## begin Record excerpts
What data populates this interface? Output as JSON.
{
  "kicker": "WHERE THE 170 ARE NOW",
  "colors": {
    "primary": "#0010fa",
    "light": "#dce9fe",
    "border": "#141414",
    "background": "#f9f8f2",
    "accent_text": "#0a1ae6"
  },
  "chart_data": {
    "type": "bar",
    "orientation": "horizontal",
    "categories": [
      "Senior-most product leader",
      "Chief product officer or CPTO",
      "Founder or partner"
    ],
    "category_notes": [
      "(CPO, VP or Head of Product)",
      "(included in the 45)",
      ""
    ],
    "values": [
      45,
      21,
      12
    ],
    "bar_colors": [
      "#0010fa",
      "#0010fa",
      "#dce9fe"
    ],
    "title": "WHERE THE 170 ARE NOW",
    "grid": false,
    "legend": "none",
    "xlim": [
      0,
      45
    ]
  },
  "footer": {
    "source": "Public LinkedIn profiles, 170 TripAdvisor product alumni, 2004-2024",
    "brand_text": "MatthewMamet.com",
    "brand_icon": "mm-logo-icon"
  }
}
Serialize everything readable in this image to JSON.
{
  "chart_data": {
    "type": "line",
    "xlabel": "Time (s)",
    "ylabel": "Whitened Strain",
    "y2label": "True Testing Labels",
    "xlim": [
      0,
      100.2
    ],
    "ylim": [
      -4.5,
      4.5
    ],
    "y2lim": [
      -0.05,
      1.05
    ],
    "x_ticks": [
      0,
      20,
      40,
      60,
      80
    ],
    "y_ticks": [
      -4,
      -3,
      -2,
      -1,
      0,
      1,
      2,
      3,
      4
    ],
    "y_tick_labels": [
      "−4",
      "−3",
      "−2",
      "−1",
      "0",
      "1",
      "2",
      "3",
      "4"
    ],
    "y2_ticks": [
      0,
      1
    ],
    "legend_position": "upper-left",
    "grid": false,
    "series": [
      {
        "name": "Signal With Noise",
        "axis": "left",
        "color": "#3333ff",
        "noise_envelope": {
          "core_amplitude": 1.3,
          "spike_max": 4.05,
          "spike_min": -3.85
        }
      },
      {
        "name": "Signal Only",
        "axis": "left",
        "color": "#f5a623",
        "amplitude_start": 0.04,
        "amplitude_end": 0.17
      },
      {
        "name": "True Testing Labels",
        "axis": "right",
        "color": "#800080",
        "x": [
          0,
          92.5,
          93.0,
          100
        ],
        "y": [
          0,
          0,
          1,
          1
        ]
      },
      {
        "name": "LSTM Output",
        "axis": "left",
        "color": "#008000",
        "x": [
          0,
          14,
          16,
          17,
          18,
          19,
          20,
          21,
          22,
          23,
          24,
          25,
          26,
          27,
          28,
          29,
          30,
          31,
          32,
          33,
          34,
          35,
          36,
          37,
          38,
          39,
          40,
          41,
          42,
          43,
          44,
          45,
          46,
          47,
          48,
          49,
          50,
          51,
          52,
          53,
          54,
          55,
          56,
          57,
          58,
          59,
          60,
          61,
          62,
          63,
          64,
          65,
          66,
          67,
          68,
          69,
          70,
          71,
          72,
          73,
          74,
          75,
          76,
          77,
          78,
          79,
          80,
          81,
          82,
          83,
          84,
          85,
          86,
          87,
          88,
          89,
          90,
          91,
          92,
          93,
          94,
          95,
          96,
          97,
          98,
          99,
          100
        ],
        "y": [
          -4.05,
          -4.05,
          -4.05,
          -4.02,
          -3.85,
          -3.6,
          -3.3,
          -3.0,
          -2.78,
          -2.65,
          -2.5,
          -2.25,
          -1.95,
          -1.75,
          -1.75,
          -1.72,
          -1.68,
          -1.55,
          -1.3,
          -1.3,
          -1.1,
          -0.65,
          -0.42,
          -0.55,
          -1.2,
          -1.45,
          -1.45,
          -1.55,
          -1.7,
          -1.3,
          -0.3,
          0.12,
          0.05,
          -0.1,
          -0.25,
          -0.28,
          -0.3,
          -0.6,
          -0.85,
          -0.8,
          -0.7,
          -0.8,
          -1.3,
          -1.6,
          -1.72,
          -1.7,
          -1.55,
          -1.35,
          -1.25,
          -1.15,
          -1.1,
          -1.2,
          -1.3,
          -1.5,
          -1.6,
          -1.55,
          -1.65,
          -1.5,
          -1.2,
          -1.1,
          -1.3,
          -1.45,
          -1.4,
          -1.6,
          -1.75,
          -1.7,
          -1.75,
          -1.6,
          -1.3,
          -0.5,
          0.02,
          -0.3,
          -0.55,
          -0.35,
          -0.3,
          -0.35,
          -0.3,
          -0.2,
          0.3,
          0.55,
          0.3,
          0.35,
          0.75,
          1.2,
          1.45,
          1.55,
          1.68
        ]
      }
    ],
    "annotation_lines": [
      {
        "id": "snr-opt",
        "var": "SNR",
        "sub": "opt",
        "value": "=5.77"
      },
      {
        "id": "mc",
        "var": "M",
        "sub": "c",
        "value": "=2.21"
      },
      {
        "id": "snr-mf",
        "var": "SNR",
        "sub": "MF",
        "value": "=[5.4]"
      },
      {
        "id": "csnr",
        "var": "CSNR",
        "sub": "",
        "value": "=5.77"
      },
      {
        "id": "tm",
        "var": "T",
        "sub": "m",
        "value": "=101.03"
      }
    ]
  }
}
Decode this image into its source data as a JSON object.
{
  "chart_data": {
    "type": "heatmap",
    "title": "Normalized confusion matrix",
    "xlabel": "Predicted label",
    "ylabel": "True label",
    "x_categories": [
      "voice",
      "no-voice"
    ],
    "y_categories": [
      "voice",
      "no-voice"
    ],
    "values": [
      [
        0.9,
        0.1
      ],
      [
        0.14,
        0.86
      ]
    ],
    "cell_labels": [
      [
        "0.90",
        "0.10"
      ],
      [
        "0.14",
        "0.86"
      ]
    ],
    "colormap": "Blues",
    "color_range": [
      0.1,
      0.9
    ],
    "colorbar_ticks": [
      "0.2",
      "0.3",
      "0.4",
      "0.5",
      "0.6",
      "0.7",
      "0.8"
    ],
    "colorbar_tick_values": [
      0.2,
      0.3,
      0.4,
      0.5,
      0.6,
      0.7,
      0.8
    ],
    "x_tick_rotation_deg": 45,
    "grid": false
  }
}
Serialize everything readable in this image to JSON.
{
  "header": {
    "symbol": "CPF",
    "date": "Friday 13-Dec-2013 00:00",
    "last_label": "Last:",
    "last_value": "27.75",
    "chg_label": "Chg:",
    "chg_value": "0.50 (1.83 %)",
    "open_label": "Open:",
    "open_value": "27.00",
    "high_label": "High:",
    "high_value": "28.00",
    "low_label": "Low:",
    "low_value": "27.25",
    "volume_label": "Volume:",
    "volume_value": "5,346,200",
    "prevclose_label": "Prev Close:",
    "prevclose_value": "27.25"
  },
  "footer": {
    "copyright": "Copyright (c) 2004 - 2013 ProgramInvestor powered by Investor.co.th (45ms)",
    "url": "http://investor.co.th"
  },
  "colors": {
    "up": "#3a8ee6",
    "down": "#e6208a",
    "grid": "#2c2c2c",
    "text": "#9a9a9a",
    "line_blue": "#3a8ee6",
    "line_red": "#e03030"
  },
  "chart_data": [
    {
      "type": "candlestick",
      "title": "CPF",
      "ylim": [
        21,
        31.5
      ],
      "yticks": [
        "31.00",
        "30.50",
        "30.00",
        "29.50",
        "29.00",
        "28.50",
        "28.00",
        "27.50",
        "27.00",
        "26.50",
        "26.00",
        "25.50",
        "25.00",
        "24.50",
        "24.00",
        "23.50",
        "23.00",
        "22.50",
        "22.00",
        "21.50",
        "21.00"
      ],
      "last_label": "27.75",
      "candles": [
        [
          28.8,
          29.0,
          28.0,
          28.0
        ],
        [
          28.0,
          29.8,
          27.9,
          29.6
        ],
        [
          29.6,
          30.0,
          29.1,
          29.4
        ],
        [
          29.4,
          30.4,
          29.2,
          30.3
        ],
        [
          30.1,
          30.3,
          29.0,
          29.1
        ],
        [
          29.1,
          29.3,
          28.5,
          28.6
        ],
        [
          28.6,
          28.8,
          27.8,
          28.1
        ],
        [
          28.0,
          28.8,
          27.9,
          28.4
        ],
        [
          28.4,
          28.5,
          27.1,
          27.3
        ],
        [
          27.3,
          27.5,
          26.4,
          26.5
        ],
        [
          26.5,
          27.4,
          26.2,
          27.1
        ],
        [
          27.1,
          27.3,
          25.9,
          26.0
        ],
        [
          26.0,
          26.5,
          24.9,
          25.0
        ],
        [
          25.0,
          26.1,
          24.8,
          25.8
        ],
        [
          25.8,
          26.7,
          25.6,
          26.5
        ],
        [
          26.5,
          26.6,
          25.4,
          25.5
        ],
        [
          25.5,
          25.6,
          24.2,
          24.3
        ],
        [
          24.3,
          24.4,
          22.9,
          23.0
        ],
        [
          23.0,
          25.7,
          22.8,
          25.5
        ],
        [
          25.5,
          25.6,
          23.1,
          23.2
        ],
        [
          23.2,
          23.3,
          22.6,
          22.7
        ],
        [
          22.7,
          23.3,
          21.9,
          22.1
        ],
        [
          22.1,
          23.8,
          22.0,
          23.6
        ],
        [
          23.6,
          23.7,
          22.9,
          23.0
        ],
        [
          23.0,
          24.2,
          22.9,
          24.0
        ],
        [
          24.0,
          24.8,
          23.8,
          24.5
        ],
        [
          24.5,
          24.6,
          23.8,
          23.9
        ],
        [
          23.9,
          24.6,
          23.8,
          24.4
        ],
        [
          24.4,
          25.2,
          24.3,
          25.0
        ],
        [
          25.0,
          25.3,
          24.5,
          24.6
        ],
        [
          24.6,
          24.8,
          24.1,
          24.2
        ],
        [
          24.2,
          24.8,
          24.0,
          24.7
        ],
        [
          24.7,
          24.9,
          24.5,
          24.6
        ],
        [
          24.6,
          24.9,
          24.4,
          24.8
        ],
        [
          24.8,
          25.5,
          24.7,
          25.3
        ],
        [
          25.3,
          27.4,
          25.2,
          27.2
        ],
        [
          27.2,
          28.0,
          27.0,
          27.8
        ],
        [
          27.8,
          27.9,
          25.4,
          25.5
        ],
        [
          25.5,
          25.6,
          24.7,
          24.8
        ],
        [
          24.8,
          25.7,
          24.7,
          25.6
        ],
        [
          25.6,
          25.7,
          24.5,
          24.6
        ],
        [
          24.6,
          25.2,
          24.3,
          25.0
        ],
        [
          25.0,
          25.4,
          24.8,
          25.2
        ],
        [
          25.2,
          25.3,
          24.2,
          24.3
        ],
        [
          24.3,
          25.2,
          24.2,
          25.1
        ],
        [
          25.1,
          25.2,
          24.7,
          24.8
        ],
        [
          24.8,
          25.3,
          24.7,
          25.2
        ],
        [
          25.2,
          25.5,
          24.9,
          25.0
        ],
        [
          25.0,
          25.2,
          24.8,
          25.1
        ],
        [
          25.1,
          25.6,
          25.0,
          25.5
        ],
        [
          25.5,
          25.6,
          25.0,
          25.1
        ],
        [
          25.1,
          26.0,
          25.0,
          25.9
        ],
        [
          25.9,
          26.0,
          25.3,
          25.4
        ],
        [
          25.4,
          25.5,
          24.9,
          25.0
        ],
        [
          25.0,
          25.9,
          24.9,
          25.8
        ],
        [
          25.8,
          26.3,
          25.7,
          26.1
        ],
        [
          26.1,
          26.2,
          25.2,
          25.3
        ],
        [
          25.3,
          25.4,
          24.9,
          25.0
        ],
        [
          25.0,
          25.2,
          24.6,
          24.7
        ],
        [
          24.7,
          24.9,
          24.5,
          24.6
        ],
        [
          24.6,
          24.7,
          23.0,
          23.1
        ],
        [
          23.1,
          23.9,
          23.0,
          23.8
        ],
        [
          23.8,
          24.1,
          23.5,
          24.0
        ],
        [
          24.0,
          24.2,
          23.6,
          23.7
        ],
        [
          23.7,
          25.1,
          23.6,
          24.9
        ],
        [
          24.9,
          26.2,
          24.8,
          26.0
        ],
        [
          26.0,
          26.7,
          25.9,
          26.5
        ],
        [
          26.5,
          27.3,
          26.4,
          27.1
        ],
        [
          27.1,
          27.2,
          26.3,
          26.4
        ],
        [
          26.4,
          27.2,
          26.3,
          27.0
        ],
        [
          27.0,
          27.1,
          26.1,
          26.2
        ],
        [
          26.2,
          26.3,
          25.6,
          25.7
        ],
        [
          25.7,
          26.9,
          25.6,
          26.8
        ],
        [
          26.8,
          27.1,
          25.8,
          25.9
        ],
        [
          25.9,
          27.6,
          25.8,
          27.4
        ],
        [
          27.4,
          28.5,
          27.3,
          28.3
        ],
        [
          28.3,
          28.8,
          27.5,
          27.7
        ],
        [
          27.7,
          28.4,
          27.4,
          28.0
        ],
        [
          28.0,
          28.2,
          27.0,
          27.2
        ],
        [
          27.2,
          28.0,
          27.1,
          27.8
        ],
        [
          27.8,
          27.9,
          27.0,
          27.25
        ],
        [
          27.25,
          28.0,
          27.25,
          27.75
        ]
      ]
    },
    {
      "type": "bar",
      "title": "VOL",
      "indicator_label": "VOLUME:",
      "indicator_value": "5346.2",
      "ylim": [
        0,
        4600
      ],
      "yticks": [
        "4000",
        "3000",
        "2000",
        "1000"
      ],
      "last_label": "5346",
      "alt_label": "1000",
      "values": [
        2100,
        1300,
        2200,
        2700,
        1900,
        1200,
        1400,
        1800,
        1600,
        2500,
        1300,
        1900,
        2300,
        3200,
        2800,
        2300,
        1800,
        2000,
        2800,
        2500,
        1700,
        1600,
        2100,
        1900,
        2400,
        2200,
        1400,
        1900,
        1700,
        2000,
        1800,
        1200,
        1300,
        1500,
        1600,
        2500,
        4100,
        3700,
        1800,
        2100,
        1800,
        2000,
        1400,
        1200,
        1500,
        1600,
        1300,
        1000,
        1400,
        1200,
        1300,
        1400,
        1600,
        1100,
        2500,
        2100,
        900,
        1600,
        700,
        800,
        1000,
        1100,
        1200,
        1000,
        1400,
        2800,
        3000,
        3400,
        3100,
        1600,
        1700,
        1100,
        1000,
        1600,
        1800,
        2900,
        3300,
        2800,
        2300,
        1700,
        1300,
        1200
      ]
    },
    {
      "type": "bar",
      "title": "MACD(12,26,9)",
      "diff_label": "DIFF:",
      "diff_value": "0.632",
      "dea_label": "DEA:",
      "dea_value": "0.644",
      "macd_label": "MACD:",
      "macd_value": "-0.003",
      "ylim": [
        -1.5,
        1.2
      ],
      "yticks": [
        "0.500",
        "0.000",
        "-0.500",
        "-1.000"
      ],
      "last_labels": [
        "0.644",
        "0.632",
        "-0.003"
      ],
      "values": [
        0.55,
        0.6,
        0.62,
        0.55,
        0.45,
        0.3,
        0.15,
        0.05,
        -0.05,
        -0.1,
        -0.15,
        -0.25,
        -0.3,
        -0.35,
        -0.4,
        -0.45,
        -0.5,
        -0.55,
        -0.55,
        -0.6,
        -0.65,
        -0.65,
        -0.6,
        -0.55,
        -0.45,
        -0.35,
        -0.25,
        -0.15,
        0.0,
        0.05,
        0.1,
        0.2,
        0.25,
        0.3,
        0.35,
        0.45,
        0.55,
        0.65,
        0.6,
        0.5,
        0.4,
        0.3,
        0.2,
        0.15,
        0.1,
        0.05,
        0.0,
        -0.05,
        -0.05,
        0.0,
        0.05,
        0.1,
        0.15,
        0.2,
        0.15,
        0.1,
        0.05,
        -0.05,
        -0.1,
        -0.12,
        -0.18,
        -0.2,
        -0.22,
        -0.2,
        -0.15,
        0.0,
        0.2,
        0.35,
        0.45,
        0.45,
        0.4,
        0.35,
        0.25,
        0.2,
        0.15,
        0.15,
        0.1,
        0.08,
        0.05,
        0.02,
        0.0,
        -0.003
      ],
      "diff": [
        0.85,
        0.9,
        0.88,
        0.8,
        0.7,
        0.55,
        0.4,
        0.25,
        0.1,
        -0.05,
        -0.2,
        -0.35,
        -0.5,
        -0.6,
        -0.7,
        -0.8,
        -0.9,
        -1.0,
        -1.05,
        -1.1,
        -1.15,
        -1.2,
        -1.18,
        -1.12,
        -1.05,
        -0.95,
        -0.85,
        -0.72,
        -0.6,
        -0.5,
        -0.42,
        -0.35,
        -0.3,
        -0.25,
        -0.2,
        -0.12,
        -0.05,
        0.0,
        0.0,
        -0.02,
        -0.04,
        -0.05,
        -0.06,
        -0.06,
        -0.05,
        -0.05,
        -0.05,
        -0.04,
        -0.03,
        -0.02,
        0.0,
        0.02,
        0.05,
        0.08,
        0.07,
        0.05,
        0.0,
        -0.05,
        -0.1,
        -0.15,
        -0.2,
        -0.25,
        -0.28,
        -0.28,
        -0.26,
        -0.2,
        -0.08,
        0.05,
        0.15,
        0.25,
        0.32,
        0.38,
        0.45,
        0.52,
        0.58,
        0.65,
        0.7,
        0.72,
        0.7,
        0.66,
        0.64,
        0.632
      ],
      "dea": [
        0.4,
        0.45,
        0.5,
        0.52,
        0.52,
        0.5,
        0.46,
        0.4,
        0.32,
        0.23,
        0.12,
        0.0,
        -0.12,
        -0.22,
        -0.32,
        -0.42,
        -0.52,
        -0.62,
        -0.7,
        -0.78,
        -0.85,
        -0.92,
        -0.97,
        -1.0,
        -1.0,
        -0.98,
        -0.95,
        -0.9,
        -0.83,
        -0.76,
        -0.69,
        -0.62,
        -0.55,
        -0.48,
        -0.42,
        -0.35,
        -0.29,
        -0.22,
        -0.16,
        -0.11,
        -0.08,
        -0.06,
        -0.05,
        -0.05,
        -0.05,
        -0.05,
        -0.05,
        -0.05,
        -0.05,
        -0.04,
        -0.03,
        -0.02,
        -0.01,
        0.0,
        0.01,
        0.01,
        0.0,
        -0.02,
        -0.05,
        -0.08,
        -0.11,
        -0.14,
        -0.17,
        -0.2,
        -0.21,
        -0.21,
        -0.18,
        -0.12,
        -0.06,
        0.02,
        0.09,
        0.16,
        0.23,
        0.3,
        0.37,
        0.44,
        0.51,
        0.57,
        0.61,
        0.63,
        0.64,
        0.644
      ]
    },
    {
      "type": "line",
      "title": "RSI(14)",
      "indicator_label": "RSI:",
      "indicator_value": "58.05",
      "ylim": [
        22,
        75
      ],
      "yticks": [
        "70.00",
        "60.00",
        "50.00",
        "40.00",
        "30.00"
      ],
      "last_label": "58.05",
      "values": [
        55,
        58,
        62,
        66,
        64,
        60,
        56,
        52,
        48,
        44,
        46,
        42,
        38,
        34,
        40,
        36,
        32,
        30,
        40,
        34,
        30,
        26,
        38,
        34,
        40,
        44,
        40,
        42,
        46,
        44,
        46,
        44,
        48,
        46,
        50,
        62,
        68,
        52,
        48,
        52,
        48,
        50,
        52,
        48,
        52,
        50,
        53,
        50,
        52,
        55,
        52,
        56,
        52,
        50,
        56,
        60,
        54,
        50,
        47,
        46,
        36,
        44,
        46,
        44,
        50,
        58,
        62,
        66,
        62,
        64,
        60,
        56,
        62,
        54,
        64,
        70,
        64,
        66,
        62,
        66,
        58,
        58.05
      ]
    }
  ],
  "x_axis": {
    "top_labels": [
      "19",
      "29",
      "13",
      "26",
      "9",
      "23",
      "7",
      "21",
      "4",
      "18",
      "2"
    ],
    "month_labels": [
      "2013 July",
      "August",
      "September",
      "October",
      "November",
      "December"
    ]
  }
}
## end Record excerpts
• **Instructions to follow**:
Give solely the number of lines in the data that contain the string "True".

• **Finished answer**:
3